Report, as a bare number, how many lines hold "type".

# [Provided data]
++++++++

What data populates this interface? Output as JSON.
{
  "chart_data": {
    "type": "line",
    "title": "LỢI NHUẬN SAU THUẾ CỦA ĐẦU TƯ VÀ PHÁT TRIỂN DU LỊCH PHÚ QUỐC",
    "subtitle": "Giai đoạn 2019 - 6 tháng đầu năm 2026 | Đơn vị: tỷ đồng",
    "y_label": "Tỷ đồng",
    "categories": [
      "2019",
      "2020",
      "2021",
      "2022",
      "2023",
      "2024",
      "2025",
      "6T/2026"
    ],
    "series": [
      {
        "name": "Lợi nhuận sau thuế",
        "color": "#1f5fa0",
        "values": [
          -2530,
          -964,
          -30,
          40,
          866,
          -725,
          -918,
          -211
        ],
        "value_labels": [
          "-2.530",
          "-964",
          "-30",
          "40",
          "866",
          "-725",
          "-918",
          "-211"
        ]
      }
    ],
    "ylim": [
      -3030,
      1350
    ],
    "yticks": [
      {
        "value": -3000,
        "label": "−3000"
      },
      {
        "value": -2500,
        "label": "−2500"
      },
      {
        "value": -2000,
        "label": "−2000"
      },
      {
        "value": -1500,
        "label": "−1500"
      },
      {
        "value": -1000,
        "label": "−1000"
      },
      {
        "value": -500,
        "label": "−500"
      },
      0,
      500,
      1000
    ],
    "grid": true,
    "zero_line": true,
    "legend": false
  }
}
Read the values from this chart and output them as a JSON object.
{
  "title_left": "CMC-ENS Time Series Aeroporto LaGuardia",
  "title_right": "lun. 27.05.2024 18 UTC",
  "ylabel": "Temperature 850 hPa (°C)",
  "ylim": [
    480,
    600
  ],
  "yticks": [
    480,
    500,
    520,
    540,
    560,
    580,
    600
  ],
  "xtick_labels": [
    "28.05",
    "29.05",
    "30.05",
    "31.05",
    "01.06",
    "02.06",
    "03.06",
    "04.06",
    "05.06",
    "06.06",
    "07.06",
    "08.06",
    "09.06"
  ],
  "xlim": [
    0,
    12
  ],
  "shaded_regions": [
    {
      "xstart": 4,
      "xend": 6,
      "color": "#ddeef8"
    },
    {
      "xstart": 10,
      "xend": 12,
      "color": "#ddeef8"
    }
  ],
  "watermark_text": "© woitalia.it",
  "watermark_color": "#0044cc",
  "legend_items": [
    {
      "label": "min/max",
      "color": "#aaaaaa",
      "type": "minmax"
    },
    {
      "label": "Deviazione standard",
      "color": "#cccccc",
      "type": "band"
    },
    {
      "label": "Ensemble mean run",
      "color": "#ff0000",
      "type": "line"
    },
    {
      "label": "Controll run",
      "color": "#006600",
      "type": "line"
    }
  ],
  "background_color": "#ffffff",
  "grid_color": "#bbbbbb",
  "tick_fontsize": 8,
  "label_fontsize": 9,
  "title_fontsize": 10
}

++++++++

# [The answer]
5